== Exercise material ==
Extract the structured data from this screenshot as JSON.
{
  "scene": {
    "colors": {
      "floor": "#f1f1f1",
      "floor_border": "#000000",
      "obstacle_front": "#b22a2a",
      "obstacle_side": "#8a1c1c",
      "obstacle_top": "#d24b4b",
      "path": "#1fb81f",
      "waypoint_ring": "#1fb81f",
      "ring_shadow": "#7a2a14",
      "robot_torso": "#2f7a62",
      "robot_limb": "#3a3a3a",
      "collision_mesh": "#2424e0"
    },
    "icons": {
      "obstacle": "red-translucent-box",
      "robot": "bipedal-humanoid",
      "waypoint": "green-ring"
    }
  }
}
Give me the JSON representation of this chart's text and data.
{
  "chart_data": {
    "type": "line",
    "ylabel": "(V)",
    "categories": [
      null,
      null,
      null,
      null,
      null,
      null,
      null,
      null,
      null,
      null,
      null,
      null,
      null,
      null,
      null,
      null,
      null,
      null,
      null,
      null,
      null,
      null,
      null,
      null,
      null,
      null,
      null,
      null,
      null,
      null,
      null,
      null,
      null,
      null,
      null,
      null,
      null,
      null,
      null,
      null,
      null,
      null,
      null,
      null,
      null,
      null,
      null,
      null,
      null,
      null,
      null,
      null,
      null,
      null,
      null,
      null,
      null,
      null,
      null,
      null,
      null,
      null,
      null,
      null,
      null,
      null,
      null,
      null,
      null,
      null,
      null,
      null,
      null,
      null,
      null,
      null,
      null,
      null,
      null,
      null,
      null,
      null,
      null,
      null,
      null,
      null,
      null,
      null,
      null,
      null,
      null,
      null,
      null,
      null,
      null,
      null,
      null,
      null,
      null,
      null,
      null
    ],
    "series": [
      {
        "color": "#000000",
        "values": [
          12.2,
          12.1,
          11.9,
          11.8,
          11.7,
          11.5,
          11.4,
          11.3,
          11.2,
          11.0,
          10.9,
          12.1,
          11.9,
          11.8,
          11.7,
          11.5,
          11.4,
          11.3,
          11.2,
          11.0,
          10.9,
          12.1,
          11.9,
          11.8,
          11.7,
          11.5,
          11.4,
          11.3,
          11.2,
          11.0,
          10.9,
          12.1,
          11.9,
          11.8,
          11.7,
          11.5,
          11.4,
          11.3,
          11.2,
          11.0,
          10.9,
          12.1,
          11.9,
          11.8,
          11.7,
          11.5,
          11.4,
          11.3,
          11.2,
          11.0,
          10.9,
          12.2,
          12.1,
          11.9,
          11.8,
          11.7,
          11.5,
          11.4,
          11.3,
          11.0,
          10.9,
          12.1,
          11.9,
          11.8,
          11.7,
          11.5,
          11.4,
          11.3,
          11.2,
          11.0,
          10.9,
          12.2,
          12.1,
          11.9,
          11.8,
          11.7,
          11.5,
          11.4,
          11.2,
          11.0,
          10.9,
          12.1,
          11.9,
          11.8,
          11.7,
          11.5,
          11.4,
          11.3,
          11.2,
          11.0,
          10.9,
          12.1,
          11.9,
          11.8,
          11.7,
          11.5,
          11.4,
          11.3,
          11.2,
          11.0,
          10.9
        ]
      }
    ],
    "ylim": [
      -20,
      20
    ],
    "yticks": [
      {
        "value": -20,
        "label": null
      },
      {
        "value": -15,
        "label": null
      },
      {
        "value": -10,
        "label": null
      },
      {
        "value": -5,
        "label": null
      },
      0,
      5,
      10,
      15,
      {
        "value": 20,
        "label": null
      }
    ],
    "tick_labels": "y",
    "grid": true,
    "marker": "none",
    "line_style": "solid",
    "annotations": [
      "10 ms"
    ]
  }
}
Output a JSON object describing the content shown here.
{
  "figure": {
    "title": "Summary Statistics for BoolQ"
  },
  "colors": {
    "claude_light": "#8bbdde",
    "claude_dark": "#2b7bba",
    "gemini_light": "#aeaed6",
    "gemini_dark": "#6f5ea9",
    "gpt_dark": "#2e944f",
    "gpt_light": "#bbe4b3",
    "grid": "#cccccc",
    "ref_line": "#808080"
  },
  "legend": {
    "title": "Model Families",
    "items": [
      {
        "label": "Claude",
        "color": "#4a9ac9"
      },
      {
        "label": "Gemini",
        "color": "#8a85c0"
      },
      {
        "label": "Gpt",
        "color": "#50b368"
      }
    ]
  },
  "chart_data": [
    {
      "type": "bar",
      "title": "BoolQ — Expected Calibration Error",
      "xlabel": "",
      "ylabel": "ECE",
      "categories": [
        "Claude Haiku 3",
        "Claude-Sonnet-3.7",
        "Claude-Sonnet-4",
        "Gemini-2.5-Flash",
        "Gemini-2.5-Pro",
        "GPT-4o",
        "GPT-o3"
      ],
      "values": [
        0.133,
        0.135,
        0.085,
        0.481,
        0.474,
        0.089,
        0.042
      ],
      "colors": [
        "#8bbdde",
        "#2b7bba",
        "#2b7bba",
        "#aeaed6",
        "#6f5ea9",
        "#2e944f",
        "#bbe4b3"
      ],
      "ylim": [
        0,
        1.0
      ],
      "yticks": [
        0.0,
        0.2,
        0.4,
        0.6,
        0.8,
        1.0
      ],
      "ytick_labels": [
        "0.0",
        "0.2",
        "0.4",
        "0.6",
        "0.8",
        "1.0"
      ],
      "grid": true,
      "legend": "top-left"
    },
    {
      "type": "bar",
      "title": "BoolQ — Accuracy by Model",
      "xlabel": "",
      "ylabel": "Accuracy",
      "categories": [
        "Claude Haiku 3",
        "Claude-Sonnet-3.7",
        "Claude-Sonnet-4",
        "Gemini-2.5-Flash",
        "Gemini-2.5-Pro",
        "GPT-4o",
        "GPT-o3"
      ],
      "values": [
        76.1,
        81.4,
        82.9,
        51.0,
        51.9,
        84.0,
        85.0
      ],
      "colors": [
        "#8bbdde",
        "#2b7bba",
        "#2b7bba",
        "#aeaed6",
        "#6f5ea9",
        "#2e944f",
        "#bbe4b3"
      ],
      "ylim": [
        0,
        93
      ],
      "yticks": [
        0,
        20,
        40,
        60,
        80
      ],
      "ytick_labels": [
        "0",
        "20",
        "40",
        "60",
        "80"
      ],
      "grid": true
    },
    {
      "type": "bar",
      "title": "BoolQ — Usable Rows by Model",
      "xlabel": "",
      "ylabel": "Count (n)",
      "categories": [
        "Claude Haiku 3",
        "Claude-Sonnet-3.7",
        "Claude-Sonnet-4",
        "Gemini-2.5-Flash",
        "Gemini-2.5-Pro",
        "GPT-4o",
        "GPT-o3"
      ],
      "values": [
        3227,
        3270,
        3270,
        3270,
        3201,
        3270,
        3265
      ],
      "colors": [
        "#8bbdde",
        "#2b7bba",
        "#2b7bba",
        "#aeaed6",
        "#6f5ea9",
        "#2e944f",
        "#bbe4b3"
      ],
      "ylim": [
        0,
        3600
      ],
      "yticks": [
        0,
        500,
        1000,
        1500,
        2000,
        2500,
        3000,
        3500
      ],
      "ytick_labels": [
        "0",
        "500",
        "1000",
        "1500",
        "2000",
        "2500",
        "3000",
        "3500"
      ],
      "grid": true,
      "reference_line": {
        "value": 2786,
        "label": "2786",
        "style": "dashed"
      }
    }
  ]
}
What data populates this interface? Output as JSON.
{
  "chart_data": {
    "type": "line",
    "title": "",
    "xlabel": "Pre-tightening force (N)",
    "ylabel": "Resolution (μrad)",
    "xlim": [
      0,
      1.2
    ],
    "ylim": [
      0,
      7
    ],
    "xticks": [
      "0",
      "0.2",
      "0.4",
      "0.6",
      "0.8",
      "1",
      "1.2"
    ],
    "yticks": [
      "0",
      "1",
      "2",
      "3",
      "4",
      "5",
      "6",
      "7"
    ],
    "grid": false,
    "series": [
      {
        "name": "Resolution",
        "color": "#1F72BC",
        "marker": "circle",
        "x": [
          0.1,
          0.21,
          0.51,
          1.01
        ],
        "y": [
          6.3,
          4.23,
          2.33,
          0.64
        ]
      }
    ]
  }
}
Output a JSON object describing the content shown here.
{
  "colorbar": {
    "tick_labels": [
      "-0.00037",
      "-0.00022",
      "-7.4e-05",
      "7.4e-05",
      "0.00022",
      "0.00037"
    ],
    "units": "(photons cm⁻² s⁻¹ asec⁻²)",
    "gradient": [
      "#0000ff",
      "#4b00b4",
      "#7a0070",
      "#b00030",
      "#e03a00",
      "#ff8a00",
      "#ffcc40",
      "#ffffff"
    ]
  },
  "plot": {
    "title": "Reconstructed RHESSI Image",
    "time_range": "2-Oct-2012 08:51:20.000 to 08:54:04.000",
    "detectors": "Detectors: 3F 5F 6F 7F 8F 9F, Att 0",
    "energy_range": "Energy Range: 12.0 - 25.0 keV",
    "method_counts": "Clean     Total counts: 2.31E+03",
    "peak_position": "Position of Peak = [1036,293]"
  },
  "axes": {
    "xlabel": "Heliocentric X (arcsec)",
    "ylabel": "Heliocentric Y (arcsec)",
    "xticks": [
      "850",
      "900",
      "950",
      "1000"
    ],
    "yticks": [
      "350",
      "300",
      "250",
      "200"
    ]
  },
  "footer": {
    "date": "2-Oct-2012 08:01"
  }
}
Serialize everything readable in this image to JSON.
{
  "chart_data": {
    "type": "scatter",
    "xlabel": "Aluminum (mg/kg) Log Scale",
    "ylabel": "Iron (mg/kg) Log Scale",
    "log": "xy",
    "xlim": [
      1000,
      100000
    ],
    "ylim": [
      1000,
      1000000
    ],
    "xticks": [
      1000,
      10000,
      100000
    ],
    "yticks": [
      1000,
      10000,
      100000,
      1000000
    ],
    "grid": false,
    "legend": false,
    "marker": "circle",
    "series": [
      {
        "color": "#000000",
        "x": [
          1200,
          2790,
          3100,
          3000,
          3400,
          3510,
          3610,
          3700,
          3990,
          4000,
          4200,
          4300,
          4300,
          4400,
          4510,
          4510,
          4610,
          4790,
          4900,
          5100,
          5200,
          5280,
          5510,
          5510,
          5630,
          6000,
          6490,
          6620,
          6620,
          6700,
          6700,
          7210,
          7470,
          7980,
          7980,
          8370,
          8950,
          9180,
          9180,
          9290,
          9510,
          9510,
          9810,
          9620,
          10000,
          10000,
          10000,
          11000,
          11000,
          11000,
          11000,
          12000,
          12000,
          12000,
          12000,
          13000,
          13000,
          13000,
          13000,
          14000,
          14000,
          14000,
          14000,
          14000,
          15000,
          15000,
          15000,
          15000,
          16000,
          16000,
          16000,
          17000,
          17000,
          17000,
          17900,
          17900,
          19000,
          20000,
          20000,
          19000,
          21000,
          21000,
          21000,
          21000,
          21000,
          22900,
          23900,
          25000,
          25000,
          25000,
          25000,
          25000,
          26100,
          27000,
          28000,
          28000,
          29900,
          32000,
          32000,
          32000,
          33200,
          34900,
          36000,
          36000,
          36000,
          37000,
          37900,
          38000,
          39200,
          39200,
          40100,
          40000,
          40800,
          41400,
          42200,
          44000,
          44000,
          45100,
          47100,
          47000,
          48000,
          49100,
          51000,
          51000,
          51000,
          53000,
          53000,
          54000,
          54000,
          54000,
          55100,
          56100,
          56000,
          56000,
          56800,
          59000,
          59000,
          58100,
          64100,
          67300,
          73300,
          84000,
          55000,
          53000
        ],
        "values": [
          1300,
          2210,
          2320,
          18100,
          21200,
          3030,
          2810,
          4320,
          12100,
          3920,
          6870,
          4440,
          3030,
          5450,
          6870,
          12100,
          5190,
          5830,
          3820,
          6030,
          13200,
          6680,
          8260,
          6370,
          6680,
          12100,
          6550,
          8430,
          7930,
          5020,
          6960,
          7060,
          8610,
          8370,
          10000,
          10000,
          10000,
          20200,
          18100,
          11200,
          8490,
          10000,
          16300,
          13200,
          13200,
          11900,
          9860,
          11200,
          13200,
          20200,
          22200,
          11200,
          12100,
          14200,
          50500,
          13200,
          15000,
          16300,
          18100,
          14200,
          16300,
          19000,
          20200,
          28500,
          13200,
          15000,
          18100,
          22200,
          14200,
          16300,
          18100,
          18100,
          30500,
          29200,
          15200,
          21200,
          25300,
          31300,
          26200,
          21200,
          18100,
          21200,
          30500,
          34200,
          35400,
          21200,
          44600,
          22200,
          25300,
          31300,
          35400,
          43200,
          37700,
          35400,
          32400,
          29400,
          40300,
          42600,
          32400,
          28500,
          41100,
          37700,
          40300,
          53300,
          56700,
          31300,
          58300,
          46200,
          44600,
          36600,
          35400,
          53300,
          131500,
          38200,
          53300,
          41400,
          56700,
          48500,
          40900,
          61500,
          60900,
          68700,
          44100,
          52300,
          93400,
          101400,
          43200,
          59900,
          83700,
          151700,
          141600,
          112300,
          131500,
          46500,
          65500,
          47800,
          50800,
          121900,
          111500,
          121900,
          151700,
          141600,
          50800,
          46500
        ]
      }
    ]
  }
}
===
## What you need to do
Note each line of the entries that has "marker" in it, and copy those lines.

## Correct output
    "marker": "none",
        "marker": "circle",
    "marker": "circle",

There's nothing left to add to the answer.